> Goal of the exercise: Output every line of the records below as a JSON list of strings, one string per line, omitting blank lines.

(Items from a dataset)
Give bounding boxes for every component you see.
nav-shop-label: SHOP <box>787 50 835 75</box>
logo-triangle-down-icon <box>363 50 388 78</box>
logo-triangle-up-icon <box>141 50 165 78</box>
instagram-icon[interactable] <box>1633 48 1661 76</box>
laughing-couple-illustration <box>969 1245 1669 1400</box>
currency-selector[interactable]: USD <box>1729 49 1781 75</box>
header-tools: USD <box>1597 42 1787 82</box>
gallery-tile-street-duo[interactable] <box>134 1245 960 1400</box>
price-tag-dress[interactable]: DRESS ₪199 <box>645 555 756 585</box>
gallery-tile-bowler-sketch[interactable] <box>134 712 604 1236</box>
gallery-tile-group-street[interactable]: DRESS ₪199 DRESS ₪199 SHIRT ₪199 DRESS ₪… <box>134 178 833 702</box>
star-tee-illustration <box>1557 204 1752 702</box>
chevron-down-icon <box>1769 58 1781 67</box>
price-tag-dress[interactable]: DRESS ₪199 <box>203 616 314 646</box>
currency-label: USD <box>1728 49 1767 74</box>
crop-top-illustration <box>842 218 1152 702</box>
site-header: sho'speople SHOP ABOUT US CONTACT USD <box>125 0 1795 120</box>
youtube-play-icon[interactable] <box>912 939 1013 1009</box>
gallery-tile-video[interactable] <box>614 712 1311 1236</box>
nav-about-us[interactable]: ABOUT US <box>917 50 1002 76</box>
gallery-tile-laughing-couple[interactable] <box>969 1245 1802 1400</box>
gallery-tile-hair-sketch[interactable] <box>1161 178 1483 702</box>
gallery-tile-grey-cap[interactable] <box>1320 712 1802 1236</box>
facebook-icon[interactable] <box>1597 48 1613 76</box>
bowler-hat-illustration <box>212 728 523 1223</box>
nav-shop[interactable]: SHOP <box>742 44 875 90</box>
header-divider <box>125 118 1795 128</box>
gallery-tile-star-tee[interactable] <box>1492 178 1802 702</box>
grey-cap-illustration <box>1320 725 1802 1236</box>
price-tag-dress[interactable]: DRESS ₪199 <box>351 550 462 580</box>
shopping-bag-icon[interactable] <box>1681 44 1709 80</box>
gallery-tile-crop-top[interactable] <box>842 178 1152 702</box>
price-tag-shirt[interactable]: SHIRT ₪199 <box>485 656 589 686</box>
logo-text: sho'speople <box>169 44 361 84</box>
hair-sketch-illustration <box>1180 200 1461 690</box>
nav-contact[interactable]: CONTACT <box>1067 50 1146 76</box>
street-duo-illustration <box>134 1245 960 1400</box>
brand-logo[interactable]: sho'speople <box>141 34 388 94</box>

> Response to the exercise:
[
  "Give bounding boxes for every component you see.",
  "nav-shop-label: SHOP <box>787 50 835 75</box>",
  "logo-triangle-down-icon <box>363 50 388 78</box>",
  "logo-triangle-up-icon <box>141 50 165 78</box>",
  "instagram-icon[interactable] <box>1633 48 1661 76</box>",
  "laughing-couple-illustration <box>969 1245 1669 1400</box>",
  "currency-selector[interactable]: USD <box>1729 49 1781 75</box>",
  "header-tools: USD <box>1597 42 1787 82</box>",
  "gallery-tile-street-duo[interactable] <box>134 1245 960 1400</box>",
  "price-tag-dress[interactable]: DRESS ₪199 <box>645 555 756 585</box>",
  "gallery-tile-bowler-sketch[interactable] <box>134 712 604 1236</box>",
  "gallery-tile-group-street[interactable]: DRESS ₪199 DRESS ₪199 SHIRT ₪199 DRESS ₪… <box>134 178 833 702</box>",
  "star-tee-illustration <box>1557 204 1752 702</box>",
  "chevron-down-icon <box>1769 58 1781 67</box>",
  "price-tag-dress[interactable]: DRESS ₪199 <box>203 616 314 646</box>",
  "currency-label: USD <box>1728 49 1767 74</box>",
  "crop-top-illustration <box>842 218 1152 702</box>",
  "site-header: sho'speople SHOP ABOUT US CONTACT USD <box>125 0 1795 120</box>",
  "youtube-play-icon[interactable] <box>912 939 1013 1009</box>",
  "gallery-tile-video[interactable] <box>614 712 1311 1236</box>",
  "nav-about-us[interactable]: ABOUT US <box>917 50 1002 76</box>",
  "gallery-tile-laughing-couple[interactable] <box>969 1245 1802 1400</box>",
  "gallery-tile-hair-sketch[interactable] <box>1161 178 1483 702</box>",
  "gallery-tile-grey-cap[interactable] <box>1320 712 1802 1236</box>",
  "facebook-icon[interactable] <box>1597 48 1613 76</box>",
  "bowler-hat-illustration <box>212 728 523 1223</box>",
  "nav-shop[interactable]: SHOP <box>742 44 875 90</box>",
  "header-divider <box>125 118 1795 128</box>",
  "gallery-tile-star-tee[interactable] <box>1492 178 1802 702</box>",
  "grey-cap-illustration <box>1320 725 1802 1236</box>",
  "price-tag-dress[interactable]: DRESS ₪199 <box>351 550 462 580</box>",
  "shopping-bag-icon[interactable] <box>1681 44 1709 80</box>",
  "gallery-tile-crop-top[interactable] <box>842 178 1152 702</box>",
  "price-tag-shirt[interactable]: SHIRT ₪199 <box>485 656 589 686</box>",
  "logo-text: sho'speople <box>169 44 361 84</box>",
  "hair-sketch-illustration <box>1180 200 1461 690</box>",
  "nav-contact[interactable]: CONTACT <box>1067 50 1146 76</box>",
  "street-duo-illustration <box>134 1245 960 1400</box>",
  "brand-logo[interactable]: sho'speople <box>141 34 388 94</box>"
]